> [Exercise prompt]: Where a line in the listing below contains the word "start", copy that line.

Items from a figure collection
· · ·
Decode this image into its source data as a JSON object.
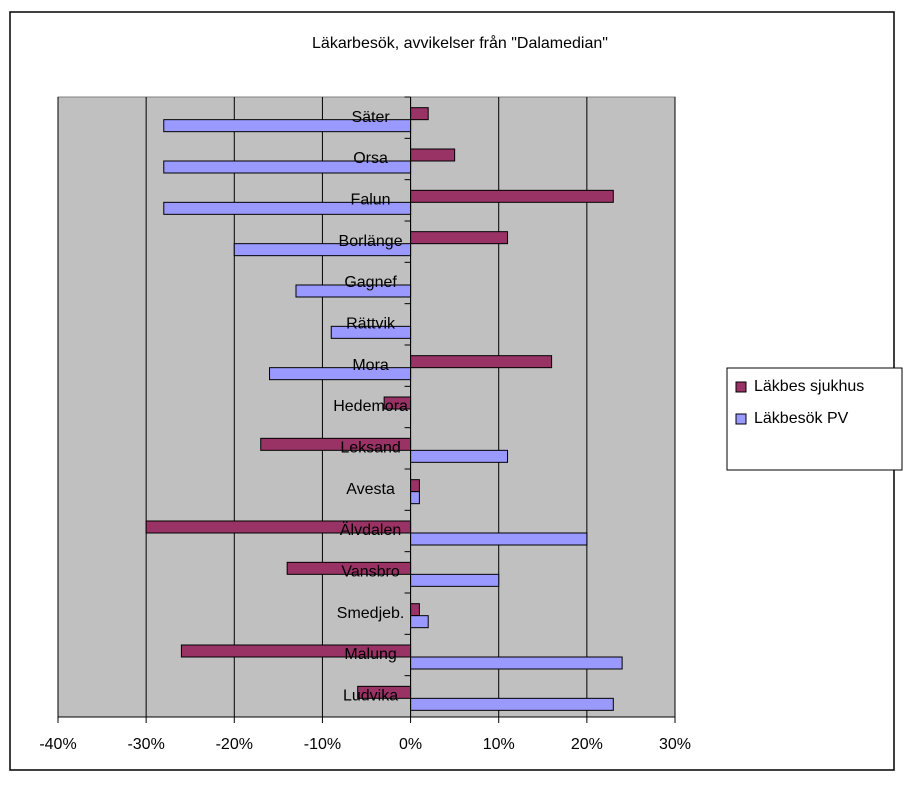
{
  "chart_data": {
    "type": "hbar",
    "title": "Läkarbesök, avvikelser från \"Dalamedian\"",
    "categories": [
      "Säter",
      "Orsa",
      "Falun",
      "Borlänge",
      "Gagnef",
      "Rättvik",
      "Mora",
      "Hedemora",
      "Leksand",
      "Avesta",
      "Älvdalen",
      "Vansbro",
      "Smedjeb.",
      "Malung",
      "Ludvika"
    ],
    "series": [
      {
        "name": "Läkbes sjukhus",
        "color": "#993366",
        "values": [
          2,
          5,
          23,
          11,
          0,
          0,
          16,
          -3,
          -17,
          1,
          -30,
          -14,
          1,
          -26,
          -6
        ]
      },
      {
        "name": "Läkbesök PV",
        "color": "#9999ff",
        "values": [
          -28,
          -28,
          -28,
          -20,
          -13,
          -9,
          -16,
          0,
          11,
          1,
          20,
          10,
          2,
          24,
          23
        ]
      }
    ],
    "xlim": [
      -40,
      30
    ],
    "xticks": [
      {
        "value": -40,
        "label": "-40%"
      },
      {
        "value": -30,
        "label": "-30%"
      },
      {
        "value": -20,
        "label": "-20%"
      },
      {
        "value": -10,
        "label": "-10%"
      },
      {
        "value": 0,
        "label": "0%"
      },
      {
        "value": 10,
        "label": "10%"
      },
      {
        "value": 20,
        "label": "20%"
      },
      {
        "value": 30,
        "label": "30%"
      }
    ],
    "grid": true,
    "legend": "right"
  }
}
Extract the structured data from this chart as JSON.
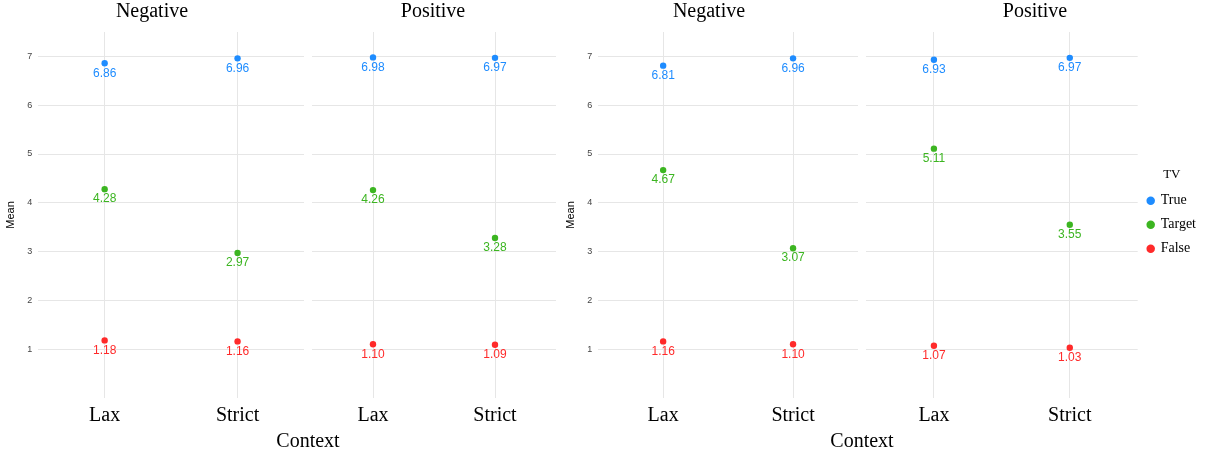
{
  "chart_data": [
    {
      "type": "scatter",
      "title": "Negative",
      "ylabel": "Mean",
      "xlabel": "Context",
      "categories": [
        "Lax",
        "Strict"
      ],
      "ylim": [
        0,
        7.5
      ],
      "yticks": [
        1,
        2,
        3,
        4,
        5,
        6,
        7
      ],
      "grid": true,
      "marker": "circle",
      "legend": false,
      "series": [
        {
          "color": "#1e8cff",
          "values": [
            6.86,
            6.96
          ],
          "value_labels": [
            "6.86",
            "6.96"
          ]
        },
        {
          "color": "#3cb521",
          "values": [
            4.28,
            2.97
          ],
          "value_labels": [
            "4.28",
            "2.97"
          ]
        },
        {
          "color": "#ff2a2a",
          "values": [
            1.18,
            1.16
          ],
          "value_labels": [
            "1.18",
            "1.16"
          ]
        }
      ]
    },
    {
      "type": "scatter",
      "title": "Positive",
      "categories": [
        "Lax",
        "Strict"
      ],
      "ylim": [
        0,
        7.5
      ],
      "yticks": [
        1,
        2,
        3,
        4,
        5,
        6,
        7
      ],
      "grid": true,
      "marker": "circle",
      "legend": false,
      "tick_labels": "x",
      "series": [
        {
          "color": "#1e8cff",
          "values": [
            6.98,
            6.97
          ],
          "value_labels": [
            "6.98",
            "6.97"
          ]
        },
        {
          "color": "#3cb521",
          "values": [
            4.26,
            3.28
          ],
          "value_labels": [
            "4.26",
            "3.28"
          ]
        },
        {
          "color": "#ff2a2a",
          "values": [
            1.1,
            1.09
          ],
          "value_labels": [
            "1.10",
            "1.09"
          ]
        }
      ]
    },
    {
      "type": "scatter",
      "title": "Negative",
      "ylabel": "Mean",
      "xlabel": "Context",
      "categories": [
        "Lax",
        "Strict"
      ],
      "ylim": [
        0,
        7.5
      ],
      "yticks": [
        1,
        2,
        3,
        4,
        5,
        6,
        7
      ],
      "grid": true,
      "marker": "circle",
      "legend": false,
      "series": [
        {
          "color": "#1e8cff",
          "values": [
            6.81,
            6.96
          ],
          "value_labels": [
            "6.81",
            "6.96"
          ]
        },
        {
          "color": "#3cb521",
          "values": [
            4.67,
            3.07
          ],
          "value_labels": [
            "4.67",
            "3.07"
          ]
        },
        {
          "color": "#ff2a2a",
          "values": [
            1.16,
            1.1
          ],
          "value_labels": [
            "1.16",
            "1.10"
          ]
        }
      ]
    },
    {
      "type": "scatter",
      "title": "Positive",
      "categories": [
        "Lax",
        "Strict"
      ],
      "ylim": [
        0,
        7.5
      ],
      "yticks": [
        1,
        2,
        3,
        4,
        5,
        6,
        7
      ],
      "grid": true,
      "marker": "circle",
      "legend": "right",
      "legend_title": "TV",
      "tick_labels": "x",
      "series": [
        {
          "name": "True",
          "color": "#1e8cff",
          "values": [
            6.93,
            6.97
          ],
          "value_labels": [
            "6.93",
            "6.97"
          ]
        },
        {
          "name": "Target",
          "color": "#3cb521",
          "values": [
            5.11,
            3.55
          ],
          "value_labels": [
            "5.11",
            "3.55"
          ]
        },
        {
          "name": "False",
          "color": "#ff2a2a",
          "values": [
            1.07,
            1.03
          ],
          "value_labels": [
            "1.07",
            "1.03"
          ]
        }
      ]
    }
  ]
}
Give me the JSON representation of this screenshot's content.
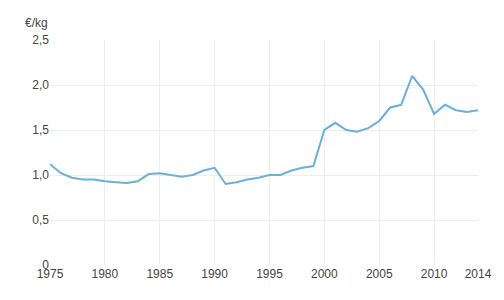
{
  "chart_data": {
    "type": "line",
    "ylabel": "€/kg",
    "x": [
      1975,
      1976,
      1977,
      1978,
      1979,
      1980,
      1981,
      1982,
      1983,
      1984,
      1985,
      1986,
      1987,
      1988,
      1989,
      1990,
      1991,
      1992,
      1993,
      1994,
      1995,
      1996,
      1997,
      1998,
      1999,
      2000,
      2001,
      2002,
      2003,
      2004,
      2005,
      2006,
      2007,
      2008,
      2009,
      2010,
      2011,
      2012,
      2013,
      2014
    ],
    "values": [
      1.12,
      1.02,
      0.97,
      0.95,
      0.95,
      0.93,
      0.92,
      0.91,
      0.93,
      1.01,
      1.02,
      1.0,
      0.98,
      1.0,
      1.05,
      1.08,
      0.9,
      0.92,
      0.95,
      0.97,
      1.0,
      1.0,
      1.05,
      1.08,
      1.1,
      1.5,
      1.58,
      1.5,
      1.48,
      1.52,
      1.6,
      1.75,
      1.78,
      2.1,
      1.95,
      1.68,
      1.78,
      1.72,
      1.7,
      1.72
    ],
    "color": "#6ab0d8",
    "xlim": [
      1975,
      2014
    ],
    "xticks": [
      1975,
      1980,
      1985,
      1990,
      1995,
      2000,
      2005,
      2010,
      2014
    ],
    "ylim": [
      0,
      2.5
    ],
    "yticks": [
      0,
      {
        "value": 0.5,
        "label": "0,5"
      },
      {
        "value": 1.0,
        "label": "1,0"
      },
      {
        "value": 1.5,
        "label": "1,5"
      },
      {
        "value": 2.0,
        "label": "2,0"
      },
      {
        "value": 2.5,
        "label": "2,5"
      }
    ],
    "grid": true
  }
}
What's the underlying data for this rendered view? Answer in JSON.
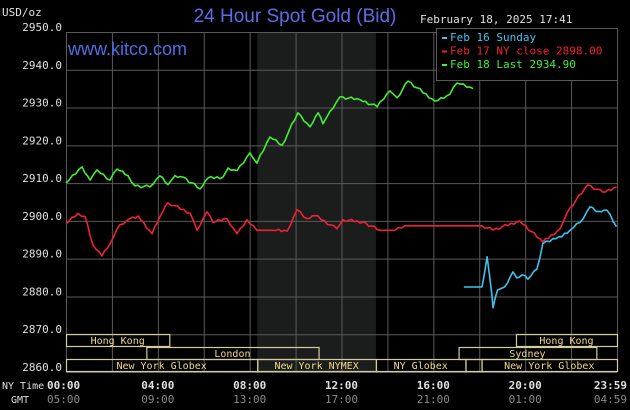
{
  "colors": {
    "title": "#5b6ee8",
    "site": "#4d6fe6",
    "grid": "#5a5a5a",
    "shade": "#1b1d1d",
    "axis_text": "#e0e0e0",
    "gmt_text": "#8a8a8a",
    "session_border": "#d4cc9c",
    "session_text": "#f2d98e",
    "feb16": "#3fc3ee",
    "feb17": "#ee2233",
    "feb18": "#44ee33"
  },
  "header": {
    "units": "USD/oz",
    "title": "24 Hour Spot Gold (Bid)",
    "timestamp": "February 18, 2025 17:41",
    "site": "www.kitco.com"
  },
  "chart_data": {
    "type": "line",
    "title": "24 Hour Spot Gold (Bid)",
    "ylabel": "USD/oz",
    "xlabel": "NY Time",
    "xlim": [
      0,
      24
    ],
    "ylim": [
      2860,
      2950
    ],
    "grid": true,
    "legend_position": "top-right",
    "y_ticks": [
      "2950.0",
      "2940.0",
      "2930.0",
      "2920.0",
      "2910.0",
      "2900.0",
      "2890.0",
      "2880.0",
      "2870.0",
      "2860.0"
    ],
    "ny_time_label": "NY Time",
    "gmt_label": "GMT",
    "x_ticks": [
      {
        "h": 0,
        "ny": "00:00",
        "gmt": "05:00"
      },
      {
        "h": 4,
        "ny": "04:00",
        "gmt": "09:00"
      },
      {
        "h": 8,
        "ny": "08:00",
        "gmt": "13:00"
      },
      {
        "h": 12,
        "ny": "12:00",
        "gmt": "17:00"
      },
      {
        "h": 16,
        "ny": "16:00",
        "gmt": "21:00"
      },
      {
        "h": 20,
        "ny": "20:00",
        "gmt": "01:00"
      },
      {
        "h": 24,
        "ny": "23:59",
        "gmt": "04:59"
      }
    ],
    "shaded_hours": [
      8.33,
      13.5
    ],
    "sessions": [
      {
        "name": "Hong Kong",
        "row": 0,
        "start": 0,
        "end": 4.5
      },
      {
        "name": "Hong Kong",
        "row": 0,
        "start": 19.6,
        "end": 24
      },
      {
        "name": "London",
        "row": 1,
        "start": 3.5,
        "end": 11
      },
      {
        "name": "Sydney",
        "row": 1,
        "start": 17.1,
        "end": 23.1
      },
      {
        "name": "New York Globex",
        "row": 2,
        "start": 0,
        "end": 8.33
      },
      {
        "name": "New York NYMEX",
        "row": 2,
        "start": 8.33,
        "end": 13.5
      },
      {
        "name": "NY Globex",
        "row": 2,
        "start": 13.5,
        "end": 17.4
      },
      {
        "name": "",
        "row": 2,
        "start": 17.4,
        "end": 18.1
      },
      {
        "name": "New York Globex",
        "row": 2,
        "start": 18.1,
        "end": 24
      }
    ],
    "series": [
      {
        "name": "Feb 16 Sunday",
        "legend": "Feb 16 Sunday",
        "color_key": "feb16",
        "points": [
          [
            17.33,
            2882.5
          ],
          [
            18.12,
            2882.5
          ],
          [
            18.34,
            2890.5
          ],
          [
            18.55,
            2880.4
          ],
          [
            18.6,
            2877
          ],
          [
            18.8,
            2881.7
          ],
          [
            19.1,
            2882.5
          ],
          [
            19.47,
            2886.5
          ],
          [
            19.64,
            2884.9
          ],
          [
            19.86,
            2885.7
          ],
          [
            20.12,
            2884.6
          ],
          [
            20.51,
            2887.2
          ],
          [
            20.77,
            2894
          ],
          [
            21.21,
            2895.3
          ],
          [
            21.6,
            2895.8
          ],
          [
            21.95,
            2897.5
          ],
          [
            22.39,
            2899.6
          ],
          [
            22.82,
            2903.7
          ],
          [
            23.2,
            2902.5
          ],
          [
            23.56,
            2902.8
          ],
          [
            23.98,
            2898.5
          ]
        ]
      },
      {
        "name": "Feb 17 NY close 2898.00",
        "legend": "Feb 17 NY close 2898.00",
        "color_key": "feb17",
        "points": [
          [
            0,
            2899.2
          ],
          [
            0.52,
            2902
          ],
          [
            0.83,
            2901.2
          ],
          [
            1.18,
            2893.6
          ],
          [
            1.57,
            2890.7
          ],
          [
            1.92,
            2894
          ],
          [
            2.35,
            2899
          ],
          [
            2.79,
            2900.6
          ],
          [
            3.14,
            2901.3
          ],
          [
            3.75,
            2896.6
          ],
          [
            4.09,
            2901.1
          ],
          [
            4.44,
            2904.8
          ],
          [
            5.4,
            2902.1
          ],
          [
            5.71,
            2897.5
          ],
          [
            6.14,
            2902.4
          ],
          [
            6.4,
            2899.6
          ],
          [
            7.01,
            2900.6
          ],
          [
            7.45,
            2896.6
          ],
          [
            7.88,
            2900.3
          ],
          [
            8.32,
            2897.5
          ],
          [
            9.02,
            2897.5
          ],
          [
            9.63,
            2897.3
          ],
          [
            10.06,
            2903
          ],
          [
            10.5,
            2900.6
          ],
          [
            10.85,
            2901.4
          ],
          [
            11.8,
            2897.9
          ],
          [
            12.07,
            2900.3
          ],
          [
            12.93,
            2899.7
          ],
          [
            13.68,
            2897.5
          ],
          [
            14.33,
            2897.5
          ],
          [
            14.76,
            2898.7
          ],
          [
            18.12,
            2898.7
          ],
          [
            18.6,
            2897.6
          ],
          [
            19.77,
            2900
          ],
          [
            20.77,
            2894.4
          ],
          [
            21.51,
            2897.8
          ],
          [
            21.95,
            2903.4
          ],
          [
            22.73,
            2909.5
          ],
          [
            23.39,
            2907.6
          ],
          [
            23.98,
            2909
          ]
        ]
      },
      {
        "name": "Feb 18 Last 2934.90",
        "legend": "Feb 18 Last 2934.90",
        "color_key": "feb18",
        "points": [
          [
            0,
            2910
          ],
          [
            0.7,
            2914.3
          ],
          [
            1.05,
            2910.8
          ],
          [
            1.35,
            2913.5
          ],
          [
            1.92,
            2910.8
          ],
          [
            2.22,
            2913.7
          ],
          [
            2.7,
            2912
          ],
          [
            3.0,
            2909.3
          ],
          [
            3.66,
            2909
          ],
          [
            4.09,
            2911.9
          ],
          [
            4.44,
            2909.6
          ],
          [
            4.75,
            2912
          ],
          [
            5.1,
            2911.6
          ],
          [
            5.84,
            2908.5
          ],
          [
            6.18,
            2911.3
          ],
          [
            6.84,
            2911.6
          ],
          [
            7.06,
            2914
          ],
          [
            7.45,
            2913.3
          ],
          [
            8.01,
            2918
          ],
          [
            8.32,
            2915.3
          ],
          [
            8.88,
            2922.2
          ],
          [
            9.41,
            2920
          ],
          [
            10.1,
            2928.6
          ],
          [
            10.63,
            2924.9
          ],
          [
            10.98,
            2928.6
          ],
          [
            11.19,
            2925.7
          ],
          [
            11.5,
            2929
          ],
          [
            11.93,
            2932.8
          ],
          [
            12.8,
            2932.1
          ],
          [
            13.55,
            2930.2
          ],
          [
            14.11,
            2934.4
          ],
          [
            14.42,
            2932.6
          ],
          [
            14.9,
            2937
          ],
          [
            16.07,
            2931.7
          ],
          [
            16.72,
            2933.5
          ],
          [
            17.03,
            2936.5
          ],
          [
            17.73,
            2935
          ]
        ]
      }
    ]
  }
}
· · ·
> [Right answer]:
        "start": 0,
        "start": 19.6,
        "start": 3.5,
        "start": 17.1,
        "start": 0,
        "start": 8.33,
        "start": 13.5,
        "start": 17.4,
        "start": 18.1,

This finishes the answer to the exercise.